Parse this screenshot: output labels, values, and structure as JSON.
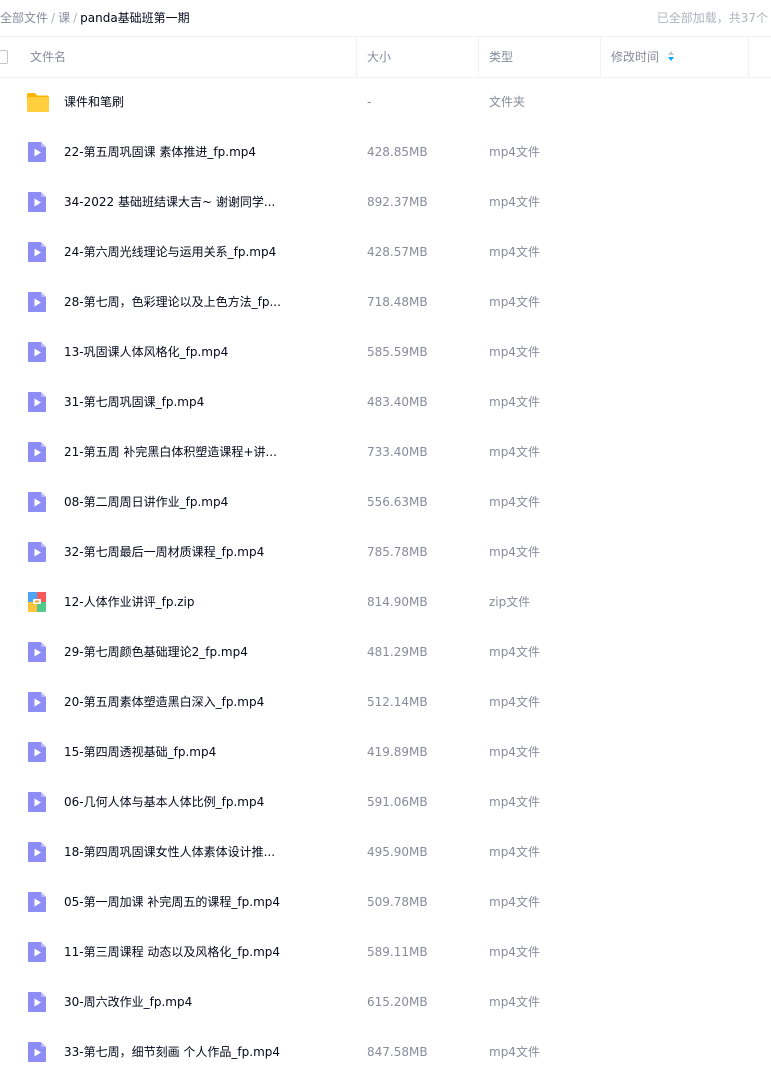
{
  "breadcrumb": {
    "items": [
      "全部文件",
      "课"
    ],
    "separator": "/",
    "current": "panda基础班第一期"
  },
  "load_status": "已全部加载，共37个",
  "columns": {
    "name": "文件名",
    "size": "大小",
    "type": "类型",
    "modified": "修改时间"
  },
  "colors": {
    "accent": "#06a7ff",
    "video_icon": "#8e8cf5",
    "folder_icon": "#ffc52e"
  },
  "files": [
    {
      "icon": "folder-icon",
      "name": "课件和笔刷",
      "size": "-",
      "type": "文件夹"
    },
    {
      "icon": "video-file-icon",
      "name": "22-第五周巩固课 素体推进_fp.mp4",
      "size": "428.85MB",
      "type": "mp4文件"
    },
    {
      "icon": "video-file-icon",
      "name": "34-2022 基础班结课大吉~ 谢谢同学...",
      "size": "892.37MB",
      "type": "mp4文件"
    },
    {
      "icon": "video-file-icon",
      "name": "24-第六周光线理论与运用关系_fp.mp4",
      "size": "428.57MB",
      "type": "mp4文件"
    },
    {
      "icon": "video-file-icon",
      "name": "28-第七周，色彩理论以及上色方法_fp...",
      "size": "718.48MB",
      "type": "mp4文件"
    },
    {
      "icon": "video-file-icon",
      "name": "13-巩固课人体风格化_fp.mp4",
      "size": "585.59MB",
      "type": "mp4文件"
    },
    {
      "icon": "video-file-icon",
      "name": "31-第七周巩固课_fp.mp4",
      "size": "483.40MB",
      "type": "mp4文件"
    },
    {
      "icon": "video-file-icon",
      "name": "21-第五周 补完黑白体积塑造课程+讲...",
      "size": "733.40MB",
      "type": "mp4文件"
    },
    {
      "icon": "video-file-icon",
      "name": "08-第二周周日讲作业_fp.mp4",
      "size": "556.63MB",
      "type": "mp4文件"
    },
    {
      "icon": "video-file-icon",
      "name": "32-第七周最后一周材质课程_fp.mp4",
      "size": "785.78MB",
      "type": "mp4文件"
    },
    {
      "icon": "zip-file-icon",
      "name": "12-人体作业讲评_fp.zip",
      "size": "814.90MB",
      "type": "zip文件"
    },
    {
      "icon": "video-file-icon",
      "name": "29-第七周颜色基础理论2_fp.mp4",
      "size": "481.29MB",
      "type": "mp4文件"
    },
    {
      "icon": "video-file-icon",
      "name": "20-第五周素体塑造黑白深入_fp.mp4",
      "size": "512.14MB",
      "type": "mp4文件"
    },
    {
      "icon": "video-file-icon",
      "name": "15-第四周透视基础_fp.mp4",
      "size": "419.89MB",
      "type": "mp4文件"
    },
    {
      "icon": "video-file-icon",
      "name": "06-几何人体与基本人体比例_fp.mp4",
      "size": "591.06MB",
      "type": "mp4文件"
    },
    {
      "icon": "video-file-icon",
      "name": "18-第四周巩固课女性人体素体设计推...",
      "size": "495.90MB",
      "type": "mp4文件"
    },
    {
      "icon": "video-file-icon",
      "name": "05-第一周加课 补完周五的课程_fp.mp4",
      "size": "509.78MB",
      "type": "mp4文件"
    },
    {
      "icon": "video-file-icon",
      "name": "11-第三周课程 动态以及风格化_fp.mp4",
      "size": "589.11MB",
      "type": "mp4文件"
    },
    {
      "icon": "video-file-icon",
      "name": "30-周六改作业_fp.mp4",
      "size": "615.20MB",
      "type": "mp4文件"
    },
    {
      "icon": "video-file-icon",
      "name": "33-第七周，细节刻画 个人作品_fp.mp4",
      "size": "847.58MB",
      "type": "mp4文件"
    }
  ]
}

+++++

Prompt: Set each line of the records down exactly, leaving every picture out.

Final answer:
Parse this screenshot: output labels, values, and structure as JSON.
{
  "breadcrumb": {
    "items": [
      "全部文件",
      "课"
    ],
    "separator": "/",
    "current": "panda基础班第一期"
  },
  "load_status": "已全部加载，共37个",
  "columns": {
    "name": "文件名",
    "size": "大小",
    "type": "类型",
    "modified": "修改时间"
  },
  "colors": {
    "accent": "#06a7ff",
    "video_icon": "#8e8cf5",
    "folder_icon": "#ffc52e"
  },
  "files": [
    {
      "icon": "folder-icon",
      "name": "课件和笔刷",
      "size": "-",
      "type": "文件夹"
    },
    {
      "icon": "video-file-icon",
      "name": "22-第五周巩固课 素体推进_fp.mp4",
      "size": "428.85MB",
      "type": "mp4文件"
    },
    {
      "icon": "video-file-icon",
      "name": "34-2022 基础班结课大吉~ 谢谢同学...",
      "size": "892.37MB",
      "type": "mp4文件"
    },
    {
      "icon": "video-file-icon",
      "name": "24-第六周光线理论与运用关系_fp.mp4",
      "size": "428.57MB",
      "type": "mp4文件"
    },
    {
      "icon": "video-file-icon",
      "name": "28-第七周，色彩理论以及上色方法_fp...",
      "size": "718.48MB",
      "type": "mp4文件"
    },
    {
      "icon": "video-file-icon",
      "name": "13-巩固课人体风格化_fp.mp4",
      "size": "585.59MB",
      "type": "mp4文件"
    },
    {
      "icon": "video-file-icon",
      "name": "31-第七周巩固课_fp.mp4",
      "size": "483.40MB",
      "type": "mp4文件"
    },
    {
      "icon": "video-file-icon",
      "name": "21-第五周 补完黑白体积塑造课程+讲...",
      "size": "733.40MB",
      "type": "mp4文件"
    },
    {
      "icon": "video-file-icon",
      "name": "08-第二周周日讲作业_fp.mp4",
      "size": "556.63MB",
      "type": "mp4文件"
    },
    {
      "icon": "video-file-icon",
      "name": "32-第七周最后一周材质课程_fp.mp4",
      "size": "785.78MB",
      "type": "mp4文件"
    },
    {
      "icon": "zip-file-icon",
      "name": "12-人体作业讲评_fp.zip",
      "size": "814.90MB",
      "type": "zip文件"
    },
    {
      "icon": "video-file-icon",
      "name": "29-第七周颜色基础理论2_fp.mp4",
      "size": "481.29MB",
      "type": "mp4文件"
    },
    {
      "icon": "video-file-icon",
      "name": "20-第五周素体塑造黑白深入_fp.mp4",
      "size": "512.14MB",
      "type": "mp4文件"
    },
    {
      "icon": "video-file-icon",
      "name": "15-第四周透视基础_fp.mp4",
      "size": "419.89MB",
      "type": "mp4文件"
    },
    {
      "icon": "video-file-icon",
      "name": "06-几何人体与基本人体比例_fp.mp4",
      "size": "591.06MB",
      "type": "mp4文件"
    },
    {
      "icon": "video-file-icon",
      "name": "18-第四周巩固课女性人体素体设计推...",
      "size": "495.90MB",
      "type": "mp4文件"
    },
    {
      "icon": "video-file-icon",
      "name": "05-第一周加课 补完周五的课程_fp.mp4",
      "size": "509.78MB",
      "type": "mp4文件"
    },
    {
      "icon": "video-file-icon",
      "name": "11-第三周课程 动态以及风格化_fp.mp4",
      "size": "589.11MB",
      "type": "mp4文件"
    },
    {
      "icon": "video-file-icon",
      "name": "30-周六改作业_fp.mp4",
      "size": "615.20MB",
      "type": "mp4文件"
    },
    {
      "icon": "video-file-icon",
      "name": "33-第七周，细节刻画 个人作品_fp.mp4",
      "size": "847.58MB",
      "type": "mp4文件"
    }
  ]
}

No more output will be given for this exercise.